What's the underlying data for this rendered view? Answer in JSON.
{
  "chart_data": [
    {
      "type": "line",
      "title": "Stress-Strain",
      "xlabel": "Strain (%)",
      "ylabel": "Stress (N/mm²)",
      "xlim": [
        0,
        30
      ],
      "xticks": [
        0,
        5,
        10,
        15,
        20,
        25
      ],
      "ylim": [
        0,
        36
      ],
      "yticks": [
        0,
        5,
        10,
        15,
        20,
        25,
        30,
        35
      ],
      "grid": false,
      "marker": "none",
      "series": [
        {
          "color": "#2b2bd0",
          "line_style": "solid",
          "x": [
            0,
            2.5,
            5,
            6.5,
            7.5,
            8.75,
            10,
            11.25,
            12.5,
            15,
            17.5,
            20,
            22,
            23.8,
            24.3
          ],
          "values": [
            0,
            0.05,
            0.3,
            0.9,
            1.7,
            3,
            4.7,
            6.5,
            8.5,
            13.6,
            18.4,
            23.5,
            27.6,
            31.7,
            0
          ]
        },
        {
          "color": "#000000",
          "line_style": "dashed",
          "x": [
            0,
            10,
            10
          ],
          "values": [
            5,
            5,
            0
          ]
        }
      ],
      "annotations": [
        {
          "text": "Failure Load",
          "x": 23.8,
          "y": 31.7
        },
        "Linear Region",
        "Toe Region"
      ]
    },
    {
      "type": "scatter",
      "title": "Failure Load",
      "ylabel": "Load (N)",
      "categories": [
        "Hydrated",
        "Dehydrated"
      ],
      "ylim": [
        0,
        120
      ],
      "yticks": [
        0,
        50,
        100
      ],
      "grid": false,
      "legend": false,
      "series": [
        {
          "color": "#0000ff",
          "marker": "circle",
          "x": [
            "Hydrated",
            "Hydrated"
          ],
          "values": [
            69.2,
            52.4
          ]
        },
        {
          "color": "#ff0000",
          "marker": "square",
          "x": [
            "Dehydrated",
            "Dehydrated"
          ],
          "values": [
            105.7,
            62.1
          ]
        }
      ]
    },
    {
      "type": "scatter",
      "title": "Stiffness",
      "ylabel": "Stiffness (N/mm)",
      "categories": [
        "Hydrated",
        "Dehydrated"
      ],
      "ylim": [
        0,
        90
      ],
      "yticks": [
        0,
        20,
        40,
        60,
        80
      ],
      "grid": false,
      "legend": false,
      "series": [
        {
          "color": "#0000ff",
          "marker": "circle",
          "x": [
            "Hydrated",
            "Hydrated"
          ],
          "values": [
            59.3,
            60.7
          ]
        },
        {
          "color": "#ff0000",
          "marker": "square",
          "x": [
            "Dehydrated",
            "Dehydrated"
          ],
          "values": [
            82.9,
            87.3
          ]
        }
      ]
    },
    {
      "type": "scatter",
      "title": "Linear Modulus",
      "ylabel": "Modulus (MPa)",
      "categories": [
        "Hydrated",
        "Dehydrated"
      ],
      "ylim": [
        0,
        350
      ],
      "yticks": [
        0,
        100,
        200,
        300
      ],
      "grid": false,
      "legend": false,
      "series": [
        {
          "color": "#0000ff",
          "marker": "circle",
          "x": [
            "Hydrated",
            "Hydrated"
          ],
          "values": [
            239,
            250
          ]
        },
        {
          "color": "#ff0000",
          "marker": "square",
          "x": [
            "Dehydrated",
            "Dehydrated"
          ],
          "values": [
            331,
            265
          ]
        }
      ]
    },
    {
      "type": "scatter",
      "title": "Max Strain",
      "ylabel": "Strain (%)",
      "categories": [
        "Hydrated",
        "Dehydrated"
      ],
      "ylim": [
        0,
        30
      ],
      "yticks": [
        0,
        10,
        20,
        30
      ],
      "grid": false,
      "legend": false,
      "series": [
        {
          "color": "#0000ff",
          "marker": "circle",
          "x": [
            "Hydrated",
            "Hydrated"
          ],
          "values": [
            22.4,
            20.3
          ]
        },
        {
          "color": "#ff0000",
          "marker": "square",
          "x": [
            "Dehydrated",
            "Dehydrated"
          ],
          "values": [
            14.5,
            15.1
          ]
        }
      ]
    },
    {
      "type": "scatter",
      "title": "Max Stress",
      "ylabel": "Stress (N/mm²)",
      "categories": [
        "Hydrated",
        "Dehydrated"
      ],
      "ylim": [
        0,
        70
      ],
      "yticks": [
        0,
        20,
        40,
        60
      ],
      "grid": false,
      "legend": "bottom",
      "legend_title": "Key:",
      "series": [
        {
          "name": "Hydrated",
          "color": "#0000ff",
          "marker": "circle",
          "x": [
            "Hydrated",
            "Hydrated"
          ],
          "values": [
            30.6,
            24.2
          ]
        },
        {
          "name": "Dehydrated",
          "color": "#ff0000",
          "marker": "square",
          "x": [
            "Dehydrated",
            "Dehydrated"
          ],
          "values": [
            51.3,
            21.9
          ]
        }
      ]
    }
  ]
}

> TASK TO CARRY OUT
Recopy the entries above exactly, with every line included.

> EXERCISE RESULT
What's the underlying data for this rendered view? Answer in JSON.
{
  "chart_data": [
    {
      "type": "line",
      "title": "Stress-Strain",
      "xlabel": "Strain (%)",
      "ylabel": "Stress (N/mm²)",
      "xlim": [
        0,
        30
      ],
      "xticks": [
        0,
        5,
        10,
        15,
        20,
        25
      ],
      "ylim": [
        0,
        36
      ],
      "yticks": [
        0,
        5,
        10,
        15,
        20,
        25,
        30,
        35
      ],
      "grid": false,
      "marker": "none",
      "series": [
        {
          "color": "#2b2bd0",
          "line_style": "solid",
          "x": [
            0,
            2.5,
            5,
            6.5,
            7.5,
            8.75,
            10,
            11.25,
            12.5,
            15,
            17.5,
            20,
            22,
            23.8,
            24.3
          ],
          "values": [
            0,
            0.05,
            0.3,
            0.9,
            1.7,
            3,
            4.7,
            6.5,
            8.5,
            13.6,
            18.4,
            23.5,
            27.6,
            31.7,
            0
          ]
        },
        {
          "color": "#000000",
          "line_style": "dashed",
          "x": [
            0,
            10,
            10
          ],
          "values": [
            5,
            5,
            0
          ]
        }
      ],
      "annotations": [
        {
          "text": "Failure Load",
          "x": 23.8,
          "y": 31.7
        },
        "Linear Region",
        "Toe Region"
      ]
    },
    {
      "type": "scatter",
      "title": "Failure Load",
      "ylabel": "Load (N)",
      "categories": [
        "Hydrated",
        "Dehydrated"
      ],
      "ylim": [
        0,
        120
      ],
      "yticks": [
        0,
        50,
        100
      ],
      "grid": false,
      "legend": false,
      "series": [
        {
          "color": "#0000ff",
          "marker": "circle",
          "x": [
            "Hydrated",
            "Hydrated"
          ],
          "values": [
            69.2,
            52.4
          ]
        },
        {
          "color": "#ff0000",
          "marker": "square",
          "x": [
            "Dehydrated",
            "Dehydrated"
          ],
          "values": [
            105.7,
            62.1
          ]
        }
      ]
    },
    {
      "type": "scatter",
      "title": "Stiffness",
      "ylabel": "Stiffness (N/mm)",
      "categories": [
        "Hydrated",
        "Dehydrated"
      ],
      "ylim": [
        0,
        90
      ],
      "yticks": [
        0,
        20,
        40,
        60,
        80
      ],
      "grid": false,
      "legend": false,
      "series": [
        {
          "color": "#0000ff",
          "marker": "circle",
          "x": [
            "Hydrated",
            "Hydrated"
          ],
          "values": [
            59.3,
            60.7
          ]
        },
        {
          "color": "#ff0000",
          "marker": "square",
          "x": [
            "Dehydrated",
            "Dehydrated"
          ],
          "values": [
            82.9,
            87.3
          ]
        }
      ]
    },
    {
      "type": "scatter",
      "title": "Linear Modulus",
      "ylabel": "Modulus (MPa)",
      "categories": [
        "Hydrated",
        "Dehydrated"
      ],
      "ylim": [
        0,
        350
      ],
      "yticks": [
        0,
        100,
        200,
        300
      ],
      "grid": false,
      "legend": false,
      "series": [
        {
          "color": "#0000ff",
          "marker": "circle",
          "x": [
            "Hydrated",
            "Hydrated"
          ],
          "values": [
            239,
            250
          ]
        },
        {
          "color": "#ff0000",
          "marker": "square",
          "x": [
            "Dehydrated",
            "Dehydrated"
          ],
          "values": [
            331,
            265
          ]
        }
      ]
    },
    {
      "type": "scatter",
      "title": "Max Strain",
      "ylabel": "Strain (%)",
      "categories": [
        "Hydrated",
        "Dehydrated"
      ],
      "ylim": [
        0,
        30
      ],
      "yticks": [
        0,
        10,
        20,
        30
      ],
      "grid": false,
      "legend": false,
      "series": [
        {
          "color": "#0000ff",
          "marker": "circle",
          "x": [
            "Hydrated",
            "Hydrated"
          ],
          "values": [
            22.4,
            20.3
          ]
        },
        {
          "color": "#ff0000",
          "marker": "square",
          "x": [
            "Dehydrated",
            "Dehydrated"
          ],
          "values": [
            14.5,
            15.1
          ]
        }
      ]
    },
    {
      "type": "scatter",
      "title": "Max Stress",
      "ylabel": "Stress (N/mm²)",
      "categories": [
        "Hydrated",
        "Dehydrated"
      ],
      "ylim": [
        0,
        70
      ],
      "yticks": [
        0,
        20,
        40,
        60
      ],
      "grid": false,
      "legend": "bottom",
      "legend_title": "Key:",
      "series": [
        {
          "name": "Hydrated",
          "color": "#0000ff",
          "marker": "circle",
          "x": [
            "Hydrated",
            "Hydrated"
          ],
          "values": [
            30.6,
            24.2
          ]
        },
        {
          "name": "Dehydrated",
          "color": "#ff0000",
          "marker": "square",
          "x": [
            "Dehydrated",
            "Dehydrated"
          ],
          "values": [
            51.3,
            21.9
          ]
        }
      ]
    }
  ]
}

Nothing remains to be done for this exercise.